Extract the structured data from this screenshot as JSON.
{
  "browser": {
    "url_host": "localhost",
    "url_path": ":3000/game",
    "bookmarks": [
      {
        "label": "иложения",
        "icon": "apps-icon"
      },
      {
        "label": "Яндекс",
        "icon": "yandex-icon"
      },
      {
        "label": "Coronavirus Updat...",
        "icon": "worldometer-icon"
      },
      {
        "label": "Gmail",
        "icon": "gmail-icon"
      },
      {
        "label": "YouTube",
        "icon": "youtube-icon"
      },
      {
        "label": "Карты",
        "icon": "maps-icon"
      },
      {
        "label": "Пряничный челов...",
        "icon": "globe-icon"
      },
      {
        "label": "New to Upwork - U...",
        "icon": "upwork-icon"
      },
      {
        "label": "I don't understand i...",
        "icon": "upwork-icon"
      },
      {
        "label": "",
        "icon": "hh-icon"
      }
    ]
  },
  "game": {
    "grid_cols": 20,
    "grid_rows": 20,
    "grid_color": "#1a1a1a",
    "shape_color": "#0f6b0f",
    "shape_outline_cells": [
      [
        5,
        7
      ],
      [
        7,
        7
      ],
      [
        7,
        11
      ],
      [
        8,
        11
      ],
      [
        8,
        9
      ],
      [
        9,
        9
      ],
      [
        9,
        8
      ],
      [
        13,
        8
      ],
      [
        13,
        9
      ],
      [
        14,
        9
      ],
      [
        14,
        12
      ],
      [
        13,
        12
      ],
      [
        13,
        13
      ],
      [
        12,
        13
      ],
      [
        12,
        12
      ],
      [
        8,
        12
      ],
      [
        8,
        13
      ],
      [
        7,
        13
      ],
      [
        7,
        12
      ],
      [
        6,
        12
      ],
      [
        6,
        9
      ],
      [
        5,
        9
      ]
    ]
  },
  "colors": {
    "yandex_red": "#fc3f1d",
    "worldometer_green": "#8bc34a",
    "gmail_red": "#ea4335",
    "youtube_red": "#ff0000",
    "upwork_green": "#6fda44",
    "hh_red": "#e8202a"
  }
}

==

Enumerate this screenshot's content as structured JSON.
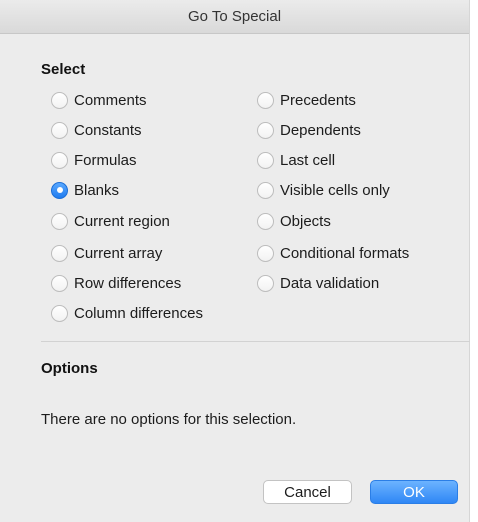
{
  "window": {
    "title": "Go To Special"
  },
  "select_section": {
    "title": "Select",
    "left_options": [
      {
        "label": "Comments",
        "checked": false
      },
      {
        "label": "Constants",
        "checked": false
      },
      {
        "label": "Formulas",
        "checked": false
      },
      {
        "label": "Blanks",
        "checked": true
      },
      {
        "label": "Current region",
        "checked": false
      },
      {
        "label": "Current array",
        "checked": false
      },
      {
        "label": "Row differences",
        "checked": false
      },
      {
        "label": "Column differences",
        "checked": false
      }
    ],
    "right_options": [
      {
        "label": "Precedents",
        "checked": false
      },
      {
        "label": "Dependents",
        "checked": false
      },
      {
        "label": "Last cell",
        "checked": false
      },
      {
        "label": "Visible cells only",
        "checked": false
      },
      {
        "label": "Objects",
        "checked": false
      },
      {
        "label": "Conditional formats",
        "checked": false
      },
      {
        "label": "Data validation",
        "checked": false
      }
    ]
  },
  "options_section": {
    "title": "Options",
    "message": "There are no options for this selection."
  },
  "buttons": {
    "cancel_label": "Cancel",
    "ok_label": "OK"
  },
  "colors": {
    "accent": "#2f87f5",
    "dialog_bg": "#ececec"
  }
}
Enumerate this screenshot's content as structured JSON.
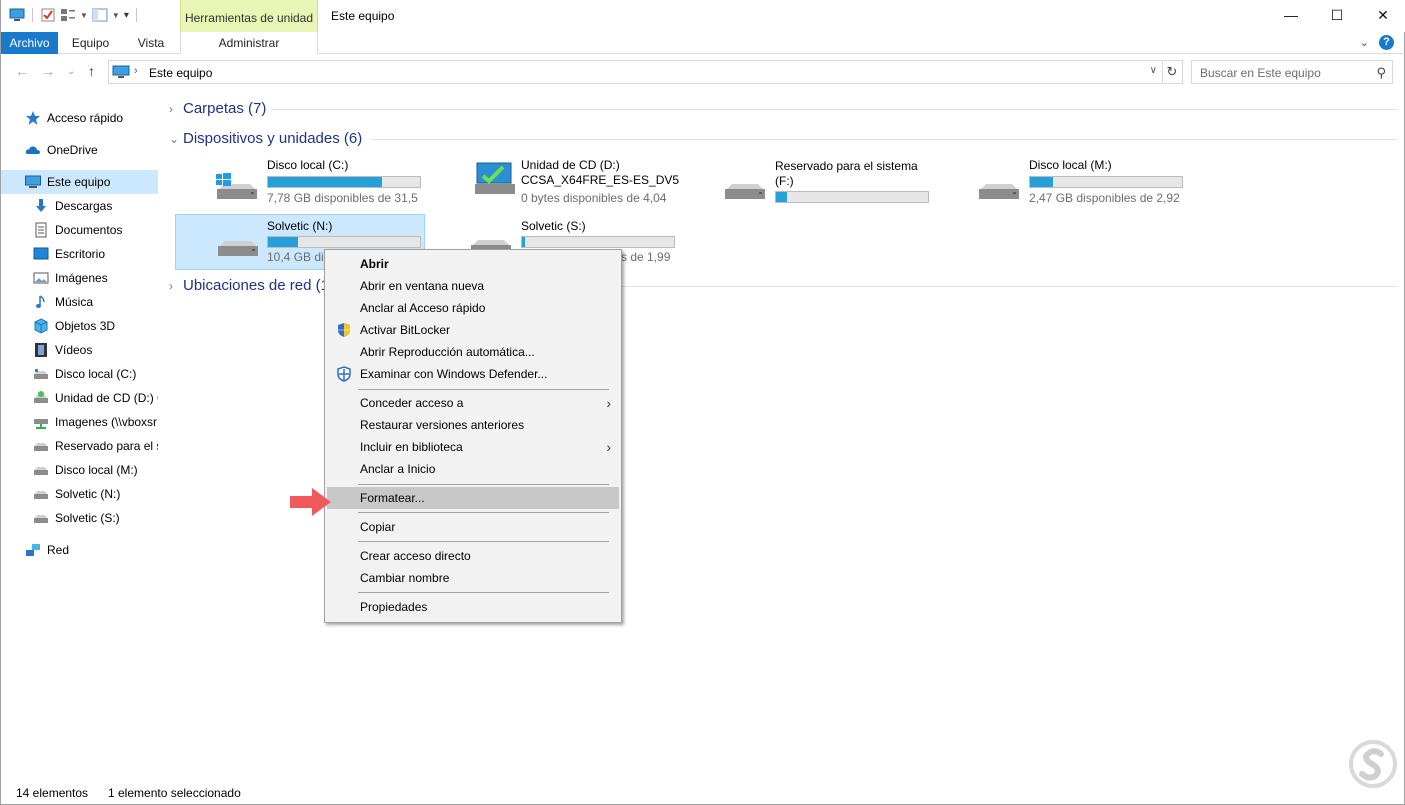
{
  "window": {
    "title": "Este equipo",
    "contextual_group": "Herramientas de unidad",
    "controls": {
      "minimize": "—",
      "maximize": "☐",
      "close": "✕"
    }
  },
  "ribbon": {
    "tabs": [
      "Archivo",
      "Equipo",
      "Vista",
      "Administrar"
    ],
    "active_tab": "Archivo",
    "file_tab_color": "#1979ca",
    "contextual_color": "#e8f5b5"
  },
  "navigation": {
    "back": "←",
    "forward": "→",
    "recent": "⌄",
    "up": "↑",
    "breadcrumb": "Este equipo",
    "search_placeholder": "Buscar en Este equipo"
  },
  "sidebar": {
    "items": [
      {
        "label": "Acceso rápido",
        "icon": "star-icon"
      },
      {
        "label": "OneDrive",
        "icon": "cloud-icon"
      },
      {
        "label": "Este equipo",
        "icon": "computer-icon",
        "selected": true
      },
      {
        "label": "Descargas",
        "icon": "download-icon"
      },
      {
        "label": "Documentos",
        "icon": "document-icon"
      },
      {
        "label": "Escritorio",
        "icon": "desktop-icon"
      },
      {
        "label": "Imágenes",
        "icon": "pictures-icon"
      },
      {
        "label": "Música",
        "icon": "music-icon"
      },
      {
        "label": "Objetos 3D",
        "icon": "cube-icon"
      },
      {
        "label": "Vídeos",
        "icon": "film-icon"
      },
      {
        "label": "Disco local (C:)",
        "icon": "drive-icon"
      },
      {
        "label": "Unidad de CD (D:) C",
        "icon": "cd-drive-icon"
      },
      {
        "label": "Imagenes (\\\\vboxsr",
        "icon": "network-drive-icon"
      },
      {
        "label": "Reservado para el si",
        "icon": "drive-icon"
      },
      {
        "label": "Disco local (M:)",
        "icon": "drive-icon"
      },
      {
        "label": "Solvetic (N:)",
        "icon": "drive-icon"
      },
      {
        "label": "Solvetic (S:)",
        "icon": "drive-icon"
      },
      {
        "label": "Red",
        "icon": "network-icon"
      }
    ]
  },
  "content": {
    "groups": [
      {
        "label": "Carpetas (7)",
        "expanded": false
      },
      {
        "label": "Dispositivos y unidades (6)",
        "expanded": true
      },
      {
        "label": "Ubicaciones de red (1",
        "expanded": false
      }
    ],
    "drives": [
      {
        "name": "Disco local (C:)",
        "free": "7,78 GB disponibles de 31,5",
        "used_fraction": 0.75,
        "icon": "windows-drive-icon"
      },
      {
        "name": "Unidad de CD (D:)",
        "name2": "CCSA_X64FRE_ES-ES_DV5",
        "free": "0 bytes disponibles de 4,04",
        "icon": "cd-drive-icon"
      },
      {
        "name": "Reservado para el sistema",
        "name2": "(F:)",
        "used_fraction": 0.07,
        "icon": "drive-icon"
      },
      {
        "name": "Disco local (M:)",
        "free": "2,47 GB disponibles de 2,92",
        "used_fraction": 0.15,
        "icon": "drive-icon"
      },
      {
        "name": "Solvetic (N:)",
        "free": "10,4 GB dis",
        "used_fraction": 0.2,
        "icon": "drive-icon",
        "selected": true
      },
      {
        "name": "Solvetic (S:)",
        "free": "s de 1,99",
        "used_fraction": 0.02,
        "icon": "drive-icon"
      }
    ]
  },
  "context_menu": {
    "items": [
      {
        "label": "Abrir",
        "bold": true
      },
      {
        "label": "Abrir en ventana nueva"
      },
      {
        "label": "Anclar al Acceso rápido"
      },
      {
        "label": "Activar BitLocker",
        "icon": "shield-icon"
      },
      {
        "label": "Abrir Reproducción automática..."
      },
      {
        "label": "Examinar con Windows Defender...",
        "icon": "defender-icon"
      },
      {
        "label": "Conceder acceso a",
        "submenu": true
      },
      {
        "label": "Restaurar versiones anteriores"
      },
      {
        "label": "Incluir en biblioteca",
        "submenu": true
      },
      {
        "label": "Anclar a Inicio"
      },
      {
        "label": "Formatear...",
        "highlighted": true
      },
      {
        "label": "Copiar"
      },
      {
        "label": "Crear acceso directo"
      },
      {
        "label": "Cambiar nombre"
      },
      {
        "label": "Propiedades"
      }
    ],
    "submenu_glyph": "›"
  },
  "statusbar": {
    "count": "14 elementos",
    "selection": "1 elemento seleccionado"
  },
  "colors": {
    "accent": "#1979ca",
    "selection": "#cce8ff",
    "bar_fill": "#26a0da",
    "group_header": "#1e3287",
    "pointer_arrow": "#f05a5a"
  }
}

* * *

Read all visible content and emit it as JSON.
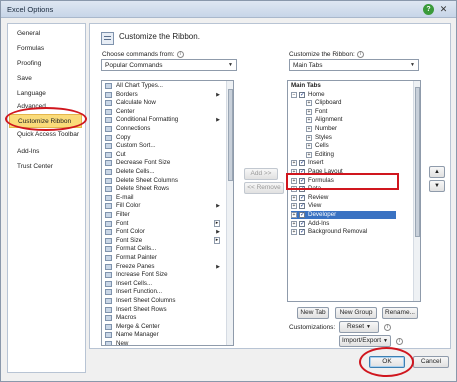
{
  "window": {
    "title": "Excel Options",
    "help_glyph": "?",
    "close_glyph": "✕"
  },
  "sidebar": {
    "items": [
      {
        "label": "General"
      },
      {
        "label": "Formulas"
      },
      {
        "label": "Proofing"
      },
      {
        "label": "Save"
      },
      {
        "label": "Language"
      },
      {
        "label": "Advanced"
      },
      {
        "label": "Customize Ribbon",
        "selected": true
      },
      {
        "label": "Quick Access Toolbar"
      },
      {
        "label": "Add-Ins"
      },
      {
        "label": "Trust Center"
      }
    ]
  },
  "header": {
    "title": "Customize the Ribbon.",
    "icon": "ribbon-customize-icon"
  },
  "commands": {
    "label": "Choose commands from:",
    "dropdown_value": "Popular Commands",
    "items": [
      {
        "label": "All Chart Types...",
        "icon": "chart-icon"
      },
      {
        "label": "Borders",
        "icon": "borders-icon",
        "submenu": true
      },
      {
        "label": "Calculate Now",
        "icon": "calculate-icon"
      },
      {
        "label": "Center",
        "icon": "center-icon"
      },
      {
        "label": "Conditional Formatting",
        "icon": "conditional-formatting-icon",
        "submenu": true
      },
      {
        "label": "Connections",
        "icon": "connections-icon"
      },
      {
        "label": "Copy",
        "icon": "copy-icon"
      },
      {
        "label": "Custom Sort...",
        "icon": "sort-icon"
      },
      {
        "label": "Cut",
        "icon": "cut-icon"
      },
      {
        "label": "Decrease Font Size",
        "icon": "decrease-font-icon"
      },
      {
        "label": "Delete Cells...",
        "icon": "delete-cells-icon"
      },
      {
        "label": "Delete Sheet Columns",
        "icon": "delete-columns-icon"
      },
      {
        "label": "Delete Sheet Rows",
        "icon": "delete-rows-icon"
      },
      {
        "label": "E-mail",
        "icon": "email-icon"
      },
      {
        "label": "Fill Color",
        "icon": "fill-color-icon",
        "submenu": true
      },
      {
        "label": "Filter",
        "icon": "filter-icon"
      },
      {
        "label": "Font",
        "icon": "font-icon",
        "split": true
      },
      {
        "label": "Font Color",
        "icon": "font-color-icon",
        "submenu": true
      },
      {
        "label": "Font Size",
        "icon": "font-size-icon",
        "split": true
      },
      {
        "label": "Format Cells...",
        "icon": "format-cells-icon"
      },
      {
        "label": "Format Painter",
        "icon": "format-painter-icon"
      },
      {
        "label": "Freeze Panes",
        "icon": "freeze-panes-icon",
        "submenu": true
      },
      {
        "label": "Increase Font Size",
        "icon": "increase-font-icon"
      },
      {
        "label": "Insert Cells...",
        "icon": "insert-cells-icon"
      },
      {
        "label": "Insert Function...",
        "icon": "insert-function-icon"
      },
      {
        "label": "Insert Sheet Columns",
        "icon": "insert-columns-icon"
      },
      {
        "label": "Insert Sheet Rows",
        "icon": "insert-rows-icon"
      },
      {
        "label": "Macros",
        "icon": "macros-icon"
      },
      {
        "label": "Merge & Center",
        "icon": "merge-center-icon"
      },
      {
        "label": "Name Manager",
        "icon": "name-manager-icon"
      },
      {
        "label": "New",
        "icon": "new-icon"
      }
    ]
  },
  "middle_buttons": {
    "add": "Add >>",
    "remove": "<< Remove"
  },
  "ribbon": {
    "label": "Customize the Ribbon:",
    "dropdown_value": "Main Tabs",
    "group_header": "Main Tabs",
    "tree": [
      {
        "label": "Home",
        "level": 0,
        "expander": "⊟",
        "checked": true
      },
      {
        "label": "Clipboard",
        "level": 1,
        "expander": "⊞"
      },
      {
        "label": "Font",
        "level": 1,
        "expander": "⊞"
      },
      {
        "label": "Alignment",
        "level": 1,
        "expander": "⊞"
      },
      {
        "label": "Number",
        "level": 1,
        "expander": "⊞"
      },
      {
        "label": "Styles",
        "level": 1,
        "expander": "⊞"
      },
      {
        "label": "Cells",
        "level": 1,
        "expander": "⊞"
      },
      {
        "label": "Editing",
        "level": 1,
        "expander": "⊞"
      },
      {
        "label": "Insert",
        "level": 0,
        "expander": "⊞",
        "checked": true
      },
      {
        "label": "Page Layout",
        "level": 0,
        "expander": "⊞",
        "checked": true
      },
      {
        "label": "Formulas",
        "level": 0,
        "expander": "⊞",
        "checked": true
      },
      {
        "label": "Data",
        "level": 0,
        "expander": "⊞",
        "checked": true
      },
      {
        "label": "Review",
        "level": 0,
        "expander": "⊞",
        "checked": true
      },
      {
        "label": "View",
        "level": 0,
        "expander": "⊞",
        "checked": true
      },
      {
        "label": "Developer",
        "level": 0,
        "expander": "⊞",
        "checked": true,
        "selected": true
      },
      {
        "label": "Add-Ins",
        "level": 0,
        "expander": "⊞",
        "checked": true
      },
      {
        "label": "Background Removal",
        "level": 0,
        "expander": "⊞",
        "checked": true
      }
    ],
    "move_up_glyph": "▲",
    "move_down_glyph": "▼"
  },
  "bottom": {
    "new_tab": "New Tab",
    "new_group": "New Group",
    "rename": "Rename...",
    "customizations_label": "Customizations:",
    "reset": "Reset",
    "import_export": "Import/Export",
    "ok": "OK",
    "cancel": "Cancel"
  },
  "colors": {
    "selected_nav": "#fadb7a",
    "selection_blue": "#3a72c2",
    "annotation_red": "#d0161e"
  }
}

**Assignment:**
Your answer should consist of all lines in the listing above that contain "JSON".

**Result of this task:**
Extract the structured data from this screenshot as JSON.
Enumerate this screenshot's content as structured JSON.
Enumerate this screenshot's content as structured JSON.
Read all visible content and emit it as JSON.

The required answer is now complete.